───── PASSAGE FOR REVIEW ─────
Have you heard about the white evangelical backlash against critical race theory? Let me explain.

First, it's important to note that this is just the latest manifestation of a running conflict within American evangelicalism.
That conflict is now entering the middle stages of a neo-fundamentalist split. But unlike earlier fundamentalist movements, which were as much motivated by doctrinal as cultural differences, this split is fueled primarily by culture war rhetoric and political tribalism.
There has been a growing divide b/t college-educated evangelical clergy & non-college laity. The clergy are more likely to either sympathize w/ or at least be sensitive toward broader social changes in America.
Those changes include the rise of religious "nones," increasing religious pluralism, and growing public awareness of systemic racial injustice.

For the neo-fundamentalist, these are all existential threats that justify the support of even unsavory culture warriors.
However, while evangelical clergy only get their congregants in the pews one to three times a week, Fox News and talk radio get them every day, all day.
The worldview of lay evangelicals is much more shaped by what they consume from politically-conservative media than by what their pastors preach from the pulpit. And that message tells them to be afraid, very, very afraid. America is changing and it's almost always for the worse.
That influence gap is heightened by how unequipped most evangelical clergy are to address social issues, both a relict of early 20th century evangelical backlash against the social gospel movement & the utter failure of most evangelical seminaries to bother w/ political theology.
However, until the last several years, that underlying tension wasn't often enough to break into open conflict. It would bubble up every now and again, like after 9/11 when opposition to mosque building became a popular culture war stance among political conservatives.
By contrast, people like Russell Moore of the South Baptist Evangelical and Religious Liberty Commission, supported the rights of muslims to build mosques, which led to a viral backlash moment at the SBC in 2016.

But those fissures broke wide open once Donald Trump resurfaced so much of the festering nativism, racism, and religious bigotry that is a lingering part of America's history.
Thus Moore's criticism of Trump led to a movement to censure and drive him out of the SBC, which has ultimately worked as he leaves the ERLC for Christianity Today. Popular preacher Beth Moore was a target as well after her criticism of Trump's misogyny.

But nothing strikes more deeply at the worldview of neo-fundamentalist groups than the cause of racial justice. Criticism of policing, the push for systemic reform, and calls for repentance for historic racism deeply challenge the neo-fundamentalist view of America.
───── SUPPLIED MATERIAL ─────
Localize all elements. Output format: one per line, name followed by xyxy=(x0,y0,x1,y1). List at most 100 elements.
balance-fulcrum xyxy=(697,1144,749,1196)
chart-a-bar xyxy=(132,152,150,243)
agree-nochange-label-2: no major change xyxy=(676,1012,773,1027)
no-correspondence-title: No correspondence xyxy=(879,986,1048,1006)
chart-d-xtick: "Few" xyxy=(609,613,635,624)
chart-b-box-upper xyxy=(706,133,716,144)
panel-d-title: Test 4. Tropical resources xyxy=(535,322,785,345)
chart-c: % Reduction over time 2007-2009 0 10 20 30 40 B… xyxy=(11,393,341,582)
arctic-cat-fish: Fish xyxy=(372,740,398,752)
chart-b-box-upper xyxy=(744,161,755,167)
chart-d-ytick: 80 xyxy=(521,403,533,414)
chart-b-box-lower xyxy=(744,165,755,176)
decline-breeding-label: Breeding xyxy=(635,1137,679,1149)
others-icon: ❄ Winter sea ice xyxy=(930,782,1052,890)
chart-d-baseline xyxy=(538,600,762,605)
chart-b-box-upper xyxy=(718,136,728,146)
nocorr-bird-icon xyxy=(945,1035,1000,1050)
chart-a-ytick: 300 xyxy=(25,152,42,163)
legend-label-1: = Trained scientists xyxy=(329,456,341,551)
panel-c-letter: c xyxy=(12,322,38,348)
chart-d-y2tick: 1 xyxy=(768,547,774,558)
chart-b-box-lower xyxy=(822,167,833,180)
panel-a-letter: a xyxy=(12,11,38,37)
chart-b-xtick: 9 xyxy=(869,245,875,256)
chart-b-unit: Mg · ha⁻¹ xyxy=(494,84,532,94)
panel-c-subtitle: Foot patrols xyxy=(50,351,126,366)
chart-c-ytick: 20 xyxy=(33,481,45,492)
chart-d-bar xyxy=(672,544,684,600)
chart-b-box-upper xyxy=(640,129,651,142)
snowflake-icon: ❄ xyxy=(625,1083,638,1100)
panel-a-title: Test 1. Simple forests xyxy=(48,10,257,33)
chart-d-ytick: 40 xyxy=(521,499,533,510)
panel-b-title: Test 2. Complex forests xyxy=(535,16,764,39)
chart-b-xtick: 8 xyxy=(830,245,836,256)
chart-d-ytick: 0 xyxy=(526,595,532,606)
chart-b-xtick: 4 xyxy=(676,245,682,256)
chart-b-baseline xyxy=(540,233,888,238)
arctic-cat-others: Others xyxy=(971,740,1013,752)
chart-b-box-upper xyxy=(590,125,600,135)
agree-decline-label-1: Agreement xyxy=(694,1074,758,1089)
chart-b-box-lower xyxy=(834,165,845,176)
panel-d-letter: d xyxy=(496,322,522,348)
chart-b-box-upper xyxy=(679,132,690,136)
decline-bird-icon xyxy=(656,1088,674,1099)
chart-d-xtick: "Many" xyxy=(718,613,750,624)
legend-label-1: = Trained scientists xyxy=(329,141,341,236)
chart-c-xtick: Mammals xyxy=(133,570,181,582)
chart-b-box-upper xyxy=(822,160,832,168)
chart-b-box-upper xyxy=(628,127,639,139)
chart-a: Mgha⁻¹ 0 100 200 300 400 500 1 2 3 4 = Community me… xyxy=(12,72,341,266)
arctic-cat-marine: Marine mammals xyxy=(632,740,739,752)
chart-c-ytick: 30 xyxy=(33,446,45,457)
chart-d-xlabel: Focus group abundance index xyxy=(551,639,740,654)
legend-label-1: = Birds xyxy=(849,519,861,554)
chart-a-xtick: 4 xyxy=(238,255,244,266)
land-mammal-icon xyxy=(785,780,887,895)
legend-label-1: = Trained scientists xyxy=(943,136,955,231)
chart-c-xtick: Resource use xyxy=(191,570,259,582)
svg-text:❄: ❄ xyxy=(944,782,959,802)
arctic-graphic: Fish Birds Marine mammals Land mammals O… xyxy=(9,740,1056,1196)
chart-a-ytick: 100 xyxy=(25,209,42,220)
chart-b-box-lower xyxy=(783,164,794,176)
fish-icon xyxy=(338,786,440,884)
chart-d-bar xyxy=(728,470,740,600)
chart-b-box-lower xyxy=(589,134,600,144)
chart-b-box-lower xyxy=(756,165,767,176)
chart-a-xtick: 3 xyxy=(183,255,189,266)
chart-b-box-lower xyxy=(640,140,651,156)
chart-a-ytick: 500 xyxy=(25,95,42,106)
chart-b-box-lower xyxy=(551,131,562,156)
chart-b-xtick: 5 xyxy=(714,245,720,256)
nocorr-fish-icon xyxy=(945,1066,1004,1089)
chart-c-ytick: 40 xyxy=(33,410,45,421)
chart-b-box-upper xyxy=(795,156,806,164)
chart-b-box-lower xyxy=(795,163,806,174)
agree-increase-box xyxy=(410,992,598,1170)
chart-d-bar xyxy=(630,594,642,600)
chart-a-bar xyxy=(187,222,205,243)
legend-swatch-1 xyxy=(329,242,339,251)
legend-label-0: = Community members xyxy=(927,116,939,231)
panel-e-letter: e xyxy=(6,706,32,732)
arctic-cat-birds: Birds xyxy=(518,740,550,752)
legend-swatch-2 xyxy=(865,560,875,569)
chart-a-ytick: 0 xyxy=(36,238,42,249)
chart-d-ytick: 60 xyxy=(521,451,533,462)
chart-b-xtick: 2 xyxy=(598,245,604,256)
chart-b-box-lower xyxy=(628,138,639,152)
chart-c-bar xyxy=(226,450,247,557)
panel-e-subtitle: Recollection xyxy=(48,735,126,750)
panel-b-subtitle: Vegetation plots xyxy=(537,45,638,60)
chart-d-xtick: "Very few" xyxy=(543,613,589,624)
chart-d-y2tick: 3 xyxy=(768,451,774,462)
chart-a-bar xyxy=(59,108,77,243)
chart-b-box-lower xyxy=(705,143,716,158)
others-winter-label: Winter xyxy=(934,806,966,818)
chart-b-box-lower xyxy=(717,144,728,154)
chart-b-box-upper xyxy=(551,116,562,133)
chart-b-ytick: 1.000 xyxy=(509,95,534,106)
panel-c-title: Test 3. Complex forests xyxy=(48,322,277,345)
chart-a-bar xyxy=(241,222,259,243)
─────
Answer these questions from the text on evangelical divisions:
(a) Which two media outlets reach lay evangelicals every day, all day?
(b) What stance became popular among political conservatives after 9/11?
(c) Which publication is Russell Moore leaving the ERLC for?
Answer from the text alone.

(a) Fox News and talk radio
(b) Opposition to mosque building
(c) Christianity Today